**Collected data**
____

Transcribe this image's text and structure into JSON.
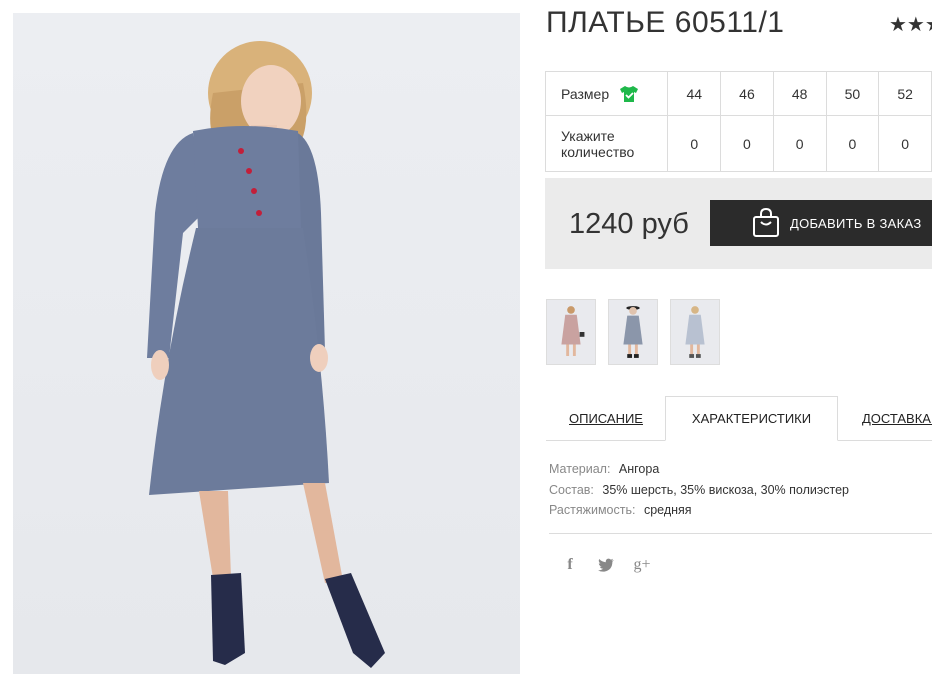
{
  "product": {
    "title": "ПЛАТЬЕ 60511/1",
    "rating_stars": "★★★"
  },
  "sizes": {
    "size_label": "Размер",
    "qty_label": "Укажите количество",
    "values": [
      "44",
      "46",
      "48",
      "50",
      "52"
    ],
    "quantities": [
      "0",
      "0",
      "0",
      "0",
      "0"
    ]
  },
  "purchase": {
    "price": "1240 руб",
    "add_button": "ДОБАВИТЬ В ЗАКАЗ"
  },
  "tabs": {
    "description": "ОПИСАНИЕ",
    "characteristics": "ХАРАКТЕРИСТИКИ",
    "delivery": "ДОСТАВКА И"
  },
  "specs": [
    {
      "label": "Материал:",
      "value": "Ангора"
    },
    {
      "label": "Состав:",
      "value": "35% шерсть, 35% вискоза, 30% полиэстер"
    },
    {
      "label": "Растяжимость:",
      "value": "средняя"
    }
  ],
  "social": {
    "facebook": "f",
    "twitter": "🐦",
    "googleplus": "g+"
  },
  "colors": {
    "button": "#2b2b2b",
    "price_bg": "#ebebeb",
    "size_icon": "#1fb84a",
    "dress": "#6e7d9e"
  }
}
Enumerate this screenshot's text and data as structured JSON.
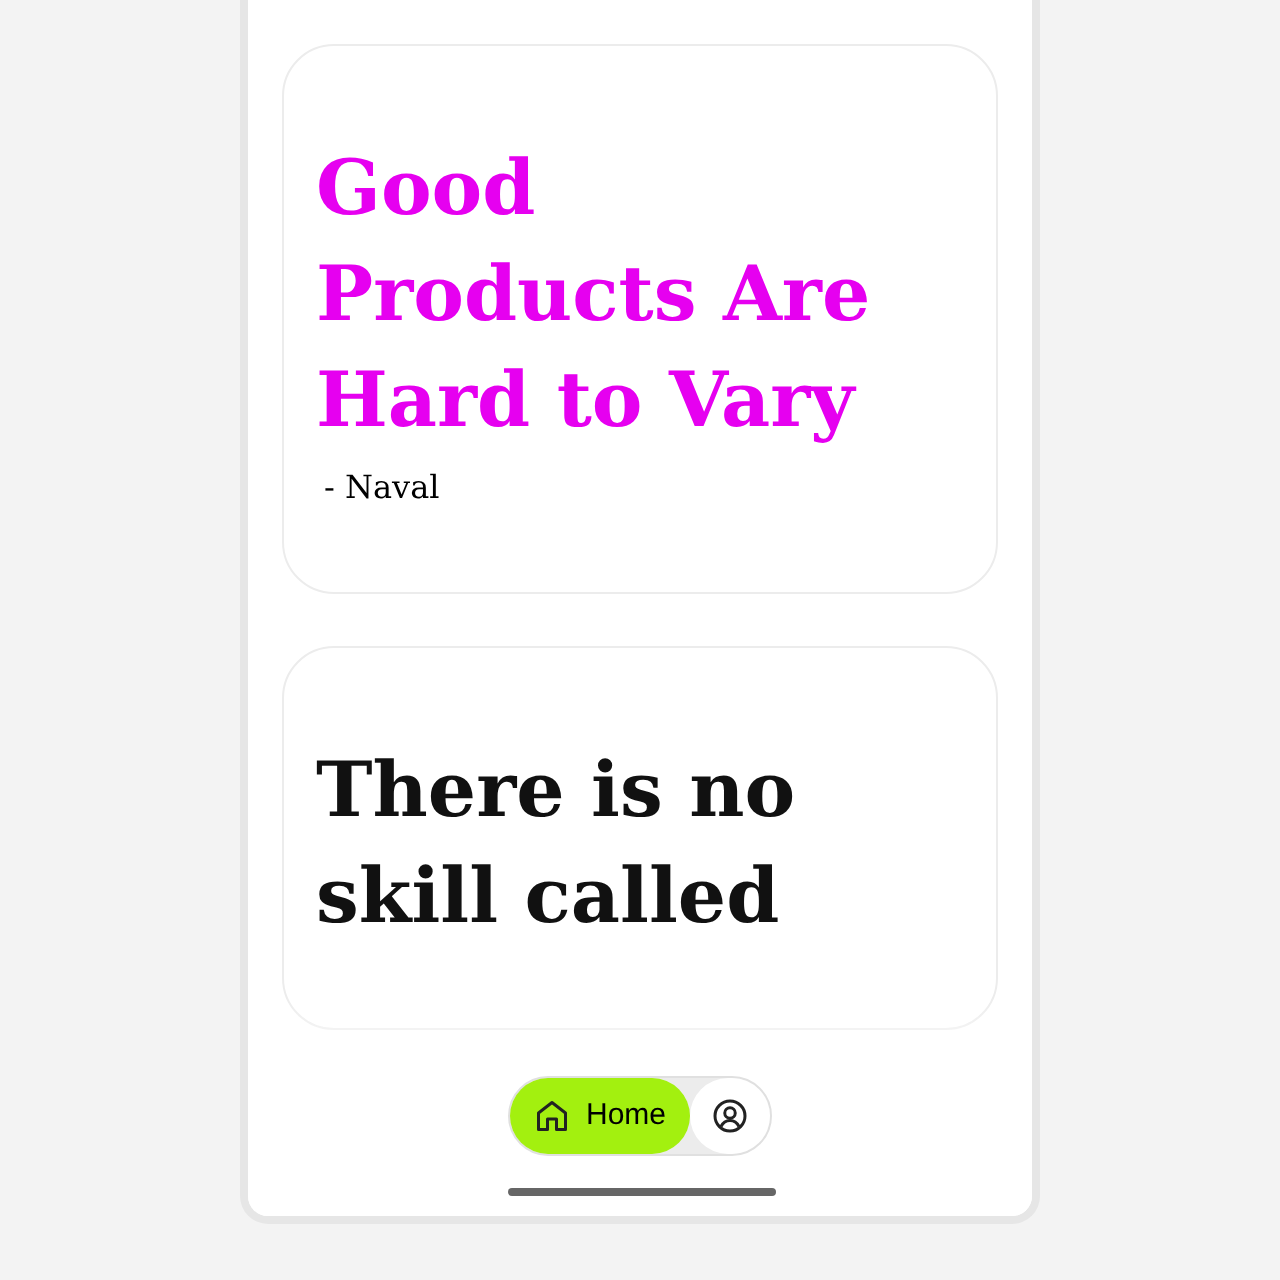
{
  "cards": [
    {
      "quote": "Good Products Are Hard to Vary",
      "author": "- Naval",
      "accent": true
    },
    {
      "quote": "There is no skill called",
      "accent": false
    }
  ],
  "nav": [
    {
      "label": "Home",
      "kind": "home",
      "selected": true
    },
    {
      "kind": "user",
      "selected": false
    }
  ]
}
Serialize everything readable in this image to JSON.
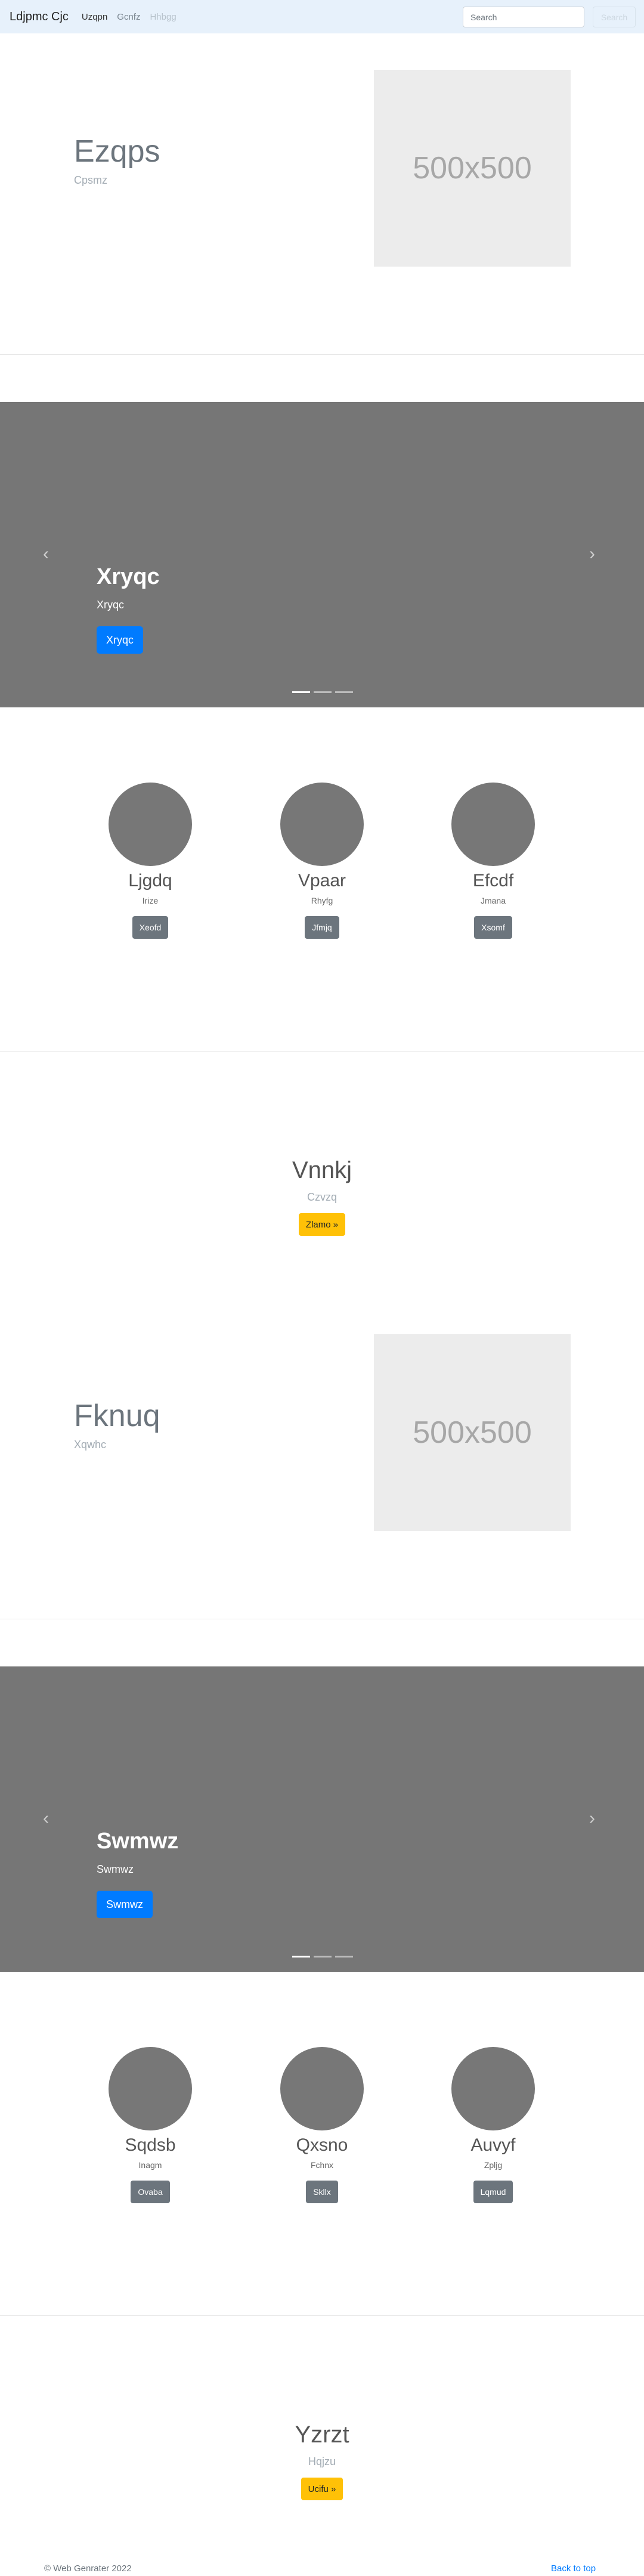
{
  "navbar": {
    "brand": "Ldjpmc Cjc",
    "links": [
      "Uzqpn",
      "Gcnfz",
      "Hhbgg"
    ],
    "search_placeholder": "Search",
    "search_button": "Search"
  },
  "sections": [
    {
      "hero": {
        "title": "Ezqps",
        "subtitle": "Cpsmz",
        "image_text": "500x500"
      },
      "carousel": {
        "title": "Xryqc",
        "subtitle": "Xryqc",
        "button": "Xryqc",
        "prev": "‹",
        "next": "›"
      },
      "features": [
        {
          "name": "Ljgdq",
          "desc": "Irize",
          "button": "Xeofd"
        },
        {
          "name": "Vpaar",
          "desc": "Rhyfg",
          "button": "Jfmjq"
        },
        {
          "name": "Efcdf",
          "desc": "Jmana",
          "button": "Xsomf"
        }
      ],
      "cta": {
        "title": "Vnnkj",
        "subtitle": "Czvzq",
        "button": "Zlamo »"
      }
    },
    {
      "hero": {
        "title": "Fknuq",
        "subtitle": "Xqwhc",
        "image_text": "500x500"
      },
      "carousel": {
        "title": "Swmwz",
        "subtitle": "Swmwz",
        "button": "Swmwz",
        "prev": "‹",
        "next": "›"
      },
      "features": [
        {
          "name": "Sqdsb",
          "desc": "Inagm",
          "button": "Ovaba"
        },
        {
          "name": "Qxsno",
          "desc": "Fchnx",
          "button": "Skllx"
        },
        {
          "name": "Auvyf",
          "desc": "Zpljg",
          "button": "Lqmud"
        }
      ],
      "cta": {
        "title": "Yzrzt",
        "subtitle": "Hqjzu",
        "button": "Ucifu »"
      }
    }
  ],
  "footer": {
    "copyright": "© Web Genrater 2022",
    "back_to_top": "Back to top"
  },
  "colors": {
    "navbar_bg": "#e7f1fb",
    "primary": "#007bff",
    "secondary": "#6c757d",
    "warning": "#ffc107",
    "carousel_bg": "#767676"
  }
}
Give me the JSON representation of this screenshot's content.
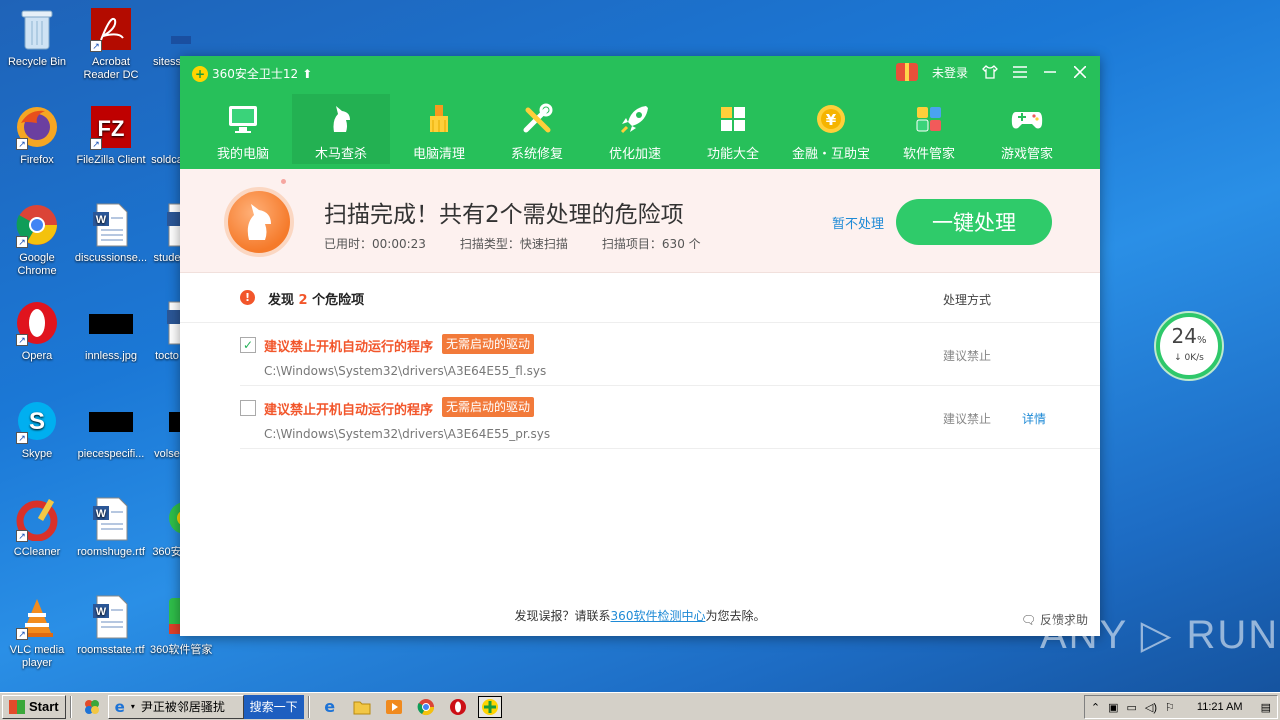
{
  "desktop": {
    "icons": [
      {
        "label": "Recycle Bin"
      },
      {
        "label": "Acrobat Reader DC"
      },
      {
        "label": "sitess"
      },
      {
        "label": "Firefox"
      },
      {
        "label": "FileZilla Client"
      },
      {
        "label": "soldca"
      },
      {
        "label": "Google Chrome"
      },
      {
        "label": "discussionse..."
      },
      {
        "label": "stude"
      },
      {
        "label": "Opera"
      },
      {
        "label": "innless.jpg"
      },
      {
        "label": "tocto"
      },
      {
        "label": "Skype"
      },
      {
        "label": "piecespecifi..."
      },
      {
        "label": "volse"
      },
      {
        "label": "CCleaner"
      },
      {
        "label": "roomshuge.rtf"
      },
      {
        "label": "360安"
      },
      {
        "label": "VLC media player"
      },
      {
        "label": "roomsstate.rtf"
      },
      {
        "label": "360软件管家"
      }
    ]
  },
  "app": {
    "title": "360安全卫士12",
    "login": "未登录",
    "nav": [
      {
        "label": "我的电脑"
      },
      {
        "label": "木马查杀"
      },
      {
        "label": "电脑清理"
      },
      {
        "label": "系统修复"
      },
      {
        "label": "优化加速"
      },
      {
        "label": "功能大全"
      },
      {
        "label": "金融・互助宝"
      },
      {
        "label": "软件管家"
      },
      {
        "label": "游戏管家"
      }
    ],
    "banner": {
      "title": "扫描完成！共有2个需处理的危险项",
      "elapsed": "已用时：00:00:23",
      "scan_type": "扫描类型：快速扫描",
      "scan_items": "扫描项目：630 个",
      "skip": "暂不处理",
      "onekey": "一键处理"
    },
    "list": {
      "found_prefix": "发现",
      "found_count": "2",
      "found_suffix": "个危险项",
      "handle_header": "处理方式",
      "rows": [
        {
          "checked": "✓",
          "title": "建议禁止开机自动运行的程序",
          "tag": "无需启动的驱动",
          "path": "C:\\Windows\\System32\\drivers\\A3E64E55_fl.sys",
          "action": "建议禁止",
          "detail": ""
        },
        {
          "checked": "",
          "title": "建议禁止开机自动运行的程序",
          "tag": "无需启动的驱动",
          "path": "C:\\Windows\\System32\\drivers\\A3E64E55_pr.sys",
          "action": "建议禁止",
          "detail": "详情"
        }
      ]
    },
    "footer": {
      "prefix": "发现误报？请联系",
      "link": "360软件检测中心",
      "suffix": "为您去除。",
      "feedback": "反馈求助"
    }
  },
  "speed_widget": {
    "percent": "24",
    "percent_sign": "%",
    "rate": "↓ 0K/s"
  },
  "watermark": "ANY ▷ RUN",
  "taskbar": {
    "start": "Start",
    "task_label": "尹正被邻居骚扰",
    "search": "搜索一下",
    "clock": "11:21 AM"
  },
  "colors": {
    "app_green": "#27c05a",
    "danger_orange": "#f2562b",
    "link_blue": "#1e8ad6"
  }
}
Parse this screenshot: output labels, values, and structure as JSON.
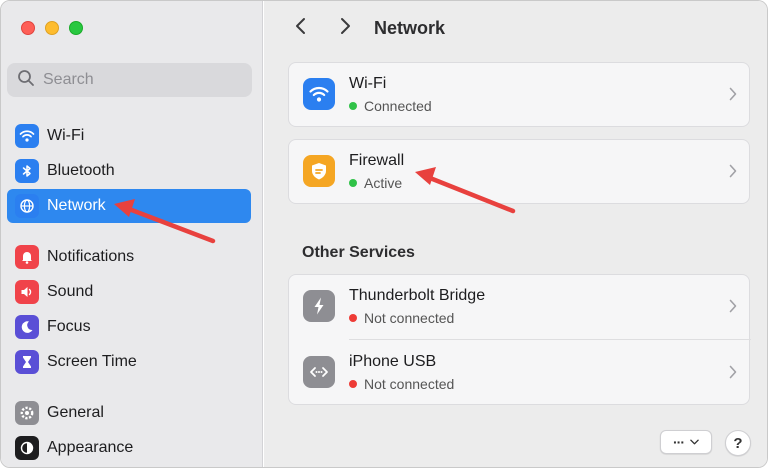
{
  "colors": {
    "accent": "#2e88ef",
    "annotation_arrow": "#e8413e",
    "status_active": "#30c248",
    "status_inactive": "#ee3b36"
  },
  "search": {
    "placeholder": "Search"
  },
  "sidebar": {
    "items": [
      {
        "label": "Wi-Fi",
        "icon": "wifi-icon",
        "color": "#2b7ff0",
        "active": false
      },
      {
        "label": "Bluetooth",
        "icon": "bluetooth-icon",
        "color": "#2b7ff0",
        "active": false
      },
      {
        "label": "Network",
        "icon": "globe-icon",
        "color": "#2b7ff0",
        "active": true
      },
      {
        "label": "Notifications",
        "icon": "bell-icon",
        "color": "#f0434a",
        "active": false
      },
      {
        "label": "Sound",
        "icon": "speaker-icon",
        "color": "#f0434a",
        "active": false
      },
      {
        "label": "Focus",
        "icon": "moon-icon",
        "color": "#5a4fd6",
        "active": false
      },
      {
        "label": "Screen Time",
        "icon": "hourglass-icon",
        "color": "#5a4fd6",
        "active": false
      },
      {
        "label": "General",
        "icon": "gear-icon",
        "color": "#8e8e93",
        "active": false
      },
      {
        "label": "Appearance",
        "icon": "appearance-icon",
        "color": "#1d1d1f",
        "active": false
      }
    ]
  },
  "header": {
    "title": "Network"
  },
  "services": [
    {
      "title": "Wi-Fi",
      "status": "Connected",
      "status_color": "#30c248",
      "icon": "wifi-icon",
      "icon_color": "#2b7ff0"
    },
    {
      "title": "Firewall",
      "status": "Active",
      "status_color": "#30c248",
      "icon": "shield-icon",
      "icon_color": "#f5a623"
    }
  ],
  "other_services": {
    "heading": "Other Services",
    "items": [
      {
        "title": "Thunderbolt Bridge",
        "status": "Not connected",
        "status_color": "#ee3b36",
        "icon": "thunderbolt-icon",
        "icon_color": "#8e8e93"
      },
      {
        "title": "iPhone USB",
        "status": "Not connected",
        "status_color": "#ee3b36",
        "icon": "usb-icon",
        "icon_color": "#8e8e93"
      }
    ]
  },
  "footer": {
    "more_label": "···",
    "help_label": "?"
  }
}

____

**Task statement**
Copy out each line of the records where the string "Windows" appears.

**Finished answer**
          "path": "C:\\Windows\\System32\\drivers\\A3E64E55_fl.sys",
          "path": "C:\\Windows\\System32\\drivers\\A3E64E55_pr.sys",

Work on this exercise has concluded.